* Суть задания *
Процитируйте фрагмент из текста с благодарностями таксистам: начните с места, где стоят слова «Очень прошу, поблагодарите», и остановитесь после слов «такси 57-72 ММЛ.».

* Исходный текст *
Очень прошу, поблагодарите водителя 15-го парка Виктора Николаевича Задорожного от моего имени и от имени моего мужа заслуженного деятеля искусств художника Семена Ивановича Аладжалова, которого он так выручил.

Е. Аладжалова».


«Передайте, пожалуйста, нашу сердечную благодарность водителю такси 57-72 ММЛ.

Дело в том, что 25 декабря мы вступили в брак. Выйдя из Тимирязевского загса, мы взяли такси - для наших свидетелей и друзей. По дороге домой водитель сфотографировал нашу машину. Надо сказать, что мы не очень надеялись получить снимки, хотя адрес и сказали. Каково же было наше удивление, когда мы получили письмо с превосходными цветными фотографиями нашей свадебной процессии. Нельзя ли разыскать этого шофера, чтобы сказать ему спасибо и то, что он доставил нам большую неожиданную радость.

Асташановичи Анатолий и Люба». (Водитель - Иван Иванович Зорин.)

«Ранним утром мне позвонил неизвестный мужчина, назвав меня точно по имени, отчеству и фамилии. Человек спросил: не оставил ли я вчера в его машине очки? Поскольку я был в очках и в такси вчера не ездил, мне ничего не оставалось, как отказаться. Но человек объяснил, что в своей машине - он таксист - нашел очешник с очками и запиской, где были указаны мои «анкетные данные», мой служебный и домашний телефоны. «Наверное, это кто-то из ваших знакомых. Он будет мучиться без очков - разрешите, я завезу их вам?» Я был удивлен не только этим, а еще и тем, что водитель находился в Химках - Ховрине и готов был бесплатно ехать до района Даниловского рынка. Он так и сказал: «Не беспокойтесь об оплате - мне по пути». Я вызвался встретить его где-либо на полдороге, у метро, но водитель был непреклонен в своей доброте. И водитель настоял на своем. Приехал, с подкупающей улыбкой объяснил, как он беспокоился о человеке, который без очков не сумеет ни писать, ни читать… Он наотрез отказался от уплаты за дорогу - ведь он, наверное, сказал неправду: странное, случайное совпадение - «по пути». Наверняка ехал специально ко мне «холостяком», тем ухудшая свои возможности для выполнения плана выручки. И очень неохотно, ну просто под нажимом назвал себя - Владимир Иванович Кабанов, из 15-го парка. Можете себе представить, какую радость доставило мне это прикосновение к доброте и порядочности, которые вошли в мой дом вместе со звонком, а затем и с приездом Владимира Ивановича.

Записи коллекции:
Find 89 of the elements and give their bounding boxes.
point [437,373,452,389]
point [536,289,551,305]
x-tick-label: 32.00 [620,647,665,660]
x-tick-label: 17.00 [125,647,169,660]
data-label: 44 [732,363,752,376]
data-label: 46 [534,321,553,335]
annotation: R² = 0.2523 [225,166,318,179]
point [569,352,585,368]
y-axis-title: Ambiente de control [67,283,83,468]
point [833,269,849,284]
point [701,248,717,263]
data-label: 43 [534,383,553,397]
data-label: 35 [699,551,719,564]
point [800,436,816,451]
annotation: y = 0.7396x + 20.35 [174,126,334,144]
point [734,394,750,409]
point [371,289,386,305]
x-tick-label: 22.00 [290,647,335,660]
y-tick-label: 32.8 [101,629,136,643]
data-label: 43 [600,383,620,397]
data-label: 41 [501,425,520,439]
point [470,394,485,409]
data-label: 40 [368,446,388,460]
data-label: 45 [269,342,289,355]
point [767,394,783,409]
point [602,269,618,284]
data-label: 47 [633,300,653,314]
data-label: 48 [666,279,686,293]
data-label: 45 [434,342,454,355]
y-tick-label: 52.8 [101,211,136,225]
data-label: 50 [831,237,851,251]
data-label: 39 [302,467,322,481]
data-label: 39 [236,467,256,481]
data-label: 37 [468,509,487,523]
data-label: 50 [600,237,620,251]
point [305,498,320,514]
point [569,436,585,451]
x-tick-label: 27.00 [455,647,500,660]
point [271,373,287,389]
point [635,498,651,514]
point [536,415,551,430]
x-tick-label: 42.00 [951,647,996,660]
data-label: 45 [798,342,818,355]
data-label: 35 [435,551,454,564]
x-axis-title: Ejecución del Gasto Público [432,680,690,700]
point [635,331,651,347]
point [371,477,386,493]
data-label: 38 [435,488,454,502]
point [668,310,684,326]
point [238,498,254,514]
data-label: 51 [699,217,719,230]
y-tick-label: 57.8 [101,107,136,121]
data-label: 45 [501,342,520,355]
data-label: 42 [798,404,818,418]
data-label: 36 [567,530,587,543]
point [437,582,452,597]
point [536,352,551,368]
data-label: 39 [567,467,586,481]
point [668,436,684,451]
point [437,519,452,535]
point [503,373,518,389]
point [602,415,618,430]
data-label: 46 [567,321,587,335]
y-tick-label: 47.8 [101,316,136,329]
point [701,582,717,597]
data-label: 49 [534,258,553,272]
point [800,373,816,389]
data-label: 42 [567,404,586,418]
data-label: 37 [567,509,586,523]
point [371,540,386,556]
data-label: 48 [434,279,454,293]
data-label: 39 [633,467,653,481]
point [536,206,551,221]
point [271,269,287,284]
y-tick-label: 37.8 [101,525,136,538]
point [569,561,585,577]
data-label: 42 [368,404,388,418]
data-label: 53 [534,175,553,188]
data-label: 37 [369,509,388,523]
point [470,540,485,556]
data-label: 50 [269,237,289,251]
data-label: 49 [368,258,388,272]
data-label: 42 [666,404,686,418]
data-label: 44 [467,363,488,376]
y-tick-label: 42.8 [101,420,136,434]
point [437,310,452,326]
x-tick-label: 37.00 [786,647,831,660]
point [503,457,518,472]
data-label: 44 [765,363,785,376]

* Решение *
Очень прошу, поблагодарите водителя 15-го парка Виктора Николаевича Задорожного от моего имени и от имени моего мужа заслуженного деятеля искусств художника Семена Ивановича Аладжалова, которого он так выручил.

Е. Аладжалова».


«Передайте, пожалуйста, нашу сердечную благодарность водителю такси 57-72 ММЛ.